**Written exercise**.
Scan the data below for the string "субъекта". Copy every line where it appears.

Collected data
┏━━

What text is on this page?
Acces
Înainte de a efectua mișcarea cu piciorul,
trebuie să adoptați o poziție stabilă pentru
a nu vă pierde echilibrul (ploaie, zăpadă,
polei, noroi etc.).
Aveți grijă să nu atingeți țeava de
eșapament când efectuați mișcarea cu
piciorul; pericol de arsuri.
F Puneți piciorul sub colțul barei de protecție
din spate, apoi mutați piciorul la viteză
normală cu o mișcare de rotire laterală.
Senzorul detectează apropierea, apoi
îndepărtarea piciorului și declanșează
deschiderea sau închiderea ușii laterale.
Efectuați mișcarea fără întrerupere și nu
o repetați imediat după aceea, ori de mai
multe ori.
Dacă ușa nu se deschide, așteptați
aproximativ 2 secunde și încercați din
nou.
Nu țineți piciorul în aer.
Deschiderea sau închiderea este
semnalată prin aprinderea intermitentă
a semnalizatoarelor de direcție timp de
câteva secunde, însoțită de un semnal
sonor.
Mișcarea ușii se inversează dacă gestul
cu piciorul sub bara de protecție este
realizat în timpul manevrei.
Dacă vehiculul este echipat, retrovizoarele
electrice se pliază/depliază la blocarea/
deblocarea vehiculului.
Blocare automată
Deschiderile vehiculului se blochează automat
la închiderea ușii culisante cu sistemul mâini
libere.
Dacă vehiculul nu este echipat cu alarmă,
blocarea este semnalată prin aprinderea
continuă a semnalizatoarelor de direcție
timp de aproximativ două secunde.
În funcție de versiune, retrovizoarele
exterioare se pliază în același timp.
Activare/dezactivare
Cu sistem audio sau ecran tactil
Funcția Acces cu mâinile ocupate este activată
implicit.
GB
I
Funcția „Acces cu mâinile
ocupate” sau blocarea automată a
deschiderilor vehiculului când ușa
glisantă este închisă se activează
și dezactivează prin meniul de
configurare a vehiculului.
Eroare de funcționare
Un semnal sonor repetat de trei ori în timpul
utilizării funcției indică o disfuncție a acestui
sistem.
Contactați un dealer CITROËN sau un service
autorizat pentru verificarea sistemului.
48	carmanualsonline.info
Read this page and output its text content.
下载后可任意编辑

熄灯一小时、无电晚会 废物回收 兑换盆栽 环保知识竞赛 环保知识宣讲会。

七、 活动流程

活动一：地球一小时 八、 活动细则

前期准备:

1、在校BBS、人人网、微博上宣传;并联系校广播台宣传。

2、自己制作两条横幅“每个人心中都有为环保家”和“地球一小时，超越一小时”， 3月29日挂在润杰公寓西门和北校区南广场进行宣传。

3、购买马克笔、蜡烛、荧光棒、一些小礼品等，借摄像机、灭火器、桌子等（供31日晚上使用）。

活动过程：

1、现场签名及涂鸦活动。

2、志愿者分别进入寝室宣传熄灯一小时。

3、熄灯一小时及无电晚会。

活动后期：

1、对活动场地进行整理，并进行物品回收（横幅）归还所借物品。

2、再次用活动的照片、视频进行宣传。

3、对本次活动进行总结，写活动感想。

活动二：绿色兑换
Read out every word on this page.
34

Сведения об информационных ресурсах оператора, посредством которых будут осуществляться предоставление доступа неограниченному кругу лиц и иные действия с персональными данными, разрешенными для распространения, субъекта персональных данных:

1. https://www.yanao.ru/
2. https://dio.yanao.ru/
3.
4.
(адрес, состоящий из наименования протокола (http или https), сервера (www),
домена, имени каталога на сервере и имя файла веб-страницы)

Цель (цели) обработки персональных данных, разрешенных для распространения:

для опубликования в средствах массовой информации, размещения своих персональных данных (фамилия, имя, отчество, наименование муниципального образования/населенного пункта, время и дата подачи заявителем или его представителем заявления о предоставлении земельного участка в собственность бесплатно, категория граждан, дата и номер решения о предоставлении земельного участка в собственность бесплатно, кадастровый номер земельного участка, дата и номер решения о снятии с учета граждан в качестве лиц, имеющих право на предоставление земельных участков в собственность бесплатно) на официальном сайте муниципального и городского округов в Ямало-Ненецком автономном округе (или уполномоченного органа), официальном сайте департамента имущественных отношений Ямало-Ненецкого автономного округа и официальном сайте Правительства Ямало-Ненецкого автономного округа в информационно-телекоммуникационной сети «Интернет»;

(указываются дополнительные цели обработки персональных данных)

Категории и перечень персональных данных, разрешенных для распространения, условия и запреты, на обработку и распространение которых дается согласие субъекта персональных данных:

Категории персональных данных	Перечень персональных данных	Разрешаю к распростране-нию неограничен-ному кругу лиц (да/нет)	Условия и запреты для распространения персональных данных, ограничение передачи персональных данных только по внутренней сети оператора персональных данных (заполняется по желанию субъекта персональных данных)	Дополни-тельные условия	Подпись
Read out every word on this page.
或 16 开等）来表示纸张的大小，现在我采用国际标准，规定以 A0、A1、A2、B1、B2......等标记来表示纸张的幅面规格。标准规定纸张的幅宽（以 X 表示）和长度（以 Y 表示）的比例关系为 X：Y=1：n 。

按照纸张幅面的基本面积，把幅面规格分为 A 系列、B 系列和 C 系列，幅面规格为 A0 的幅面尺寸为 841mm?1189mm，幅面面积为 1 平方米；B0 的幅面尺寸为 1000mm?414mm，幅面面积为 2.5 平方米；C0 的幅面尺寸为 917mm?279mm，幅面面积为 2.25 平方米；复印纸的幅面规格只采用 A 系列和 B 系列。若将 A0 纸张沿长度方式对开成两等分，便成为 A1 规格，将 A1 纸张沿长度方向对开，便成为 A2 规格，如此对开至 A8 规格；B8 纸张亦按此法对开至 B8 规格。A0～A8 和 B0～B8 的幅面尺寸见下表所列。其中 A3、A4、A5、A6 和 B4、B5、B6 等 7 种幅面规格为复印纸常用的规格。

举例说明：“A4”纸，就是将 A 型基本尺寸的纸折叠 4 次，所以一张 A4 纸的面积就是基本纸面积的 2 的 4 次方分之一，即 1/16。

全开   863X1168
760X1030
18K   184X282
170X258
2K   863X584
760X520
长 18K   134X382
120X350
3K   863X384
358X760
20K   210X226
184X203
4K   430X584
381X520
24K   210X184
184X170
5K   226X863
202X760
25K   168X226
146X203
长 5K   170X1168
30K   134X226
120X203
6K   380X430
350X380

┗━━

**Answer in full**.
Сведения об информационных ресурсах оператора, посредством которых будут осуществляться предоставление доступа неограниченному кругу лиц и иные действия с персональными данными, разрешенными для распространения, субъекта персональных данных:
Категории и перечень персональных данных, разрешенных для распространения, условия и запреты, на обработку и распространение которых дается согласие субъекта персональных данных:
Категории персональных данных	Перечень персональных данных	Разрешаю к распростране-нию неограничен-ному кругу лиц (да/нет)	Условия и запреты для распространения персональных данных, ограничение передачи персональных данных только по внутренней сети оператора персональных данных (заполняется по желанию субъекта персональных данных)	Дополни-тельные условия	Подпись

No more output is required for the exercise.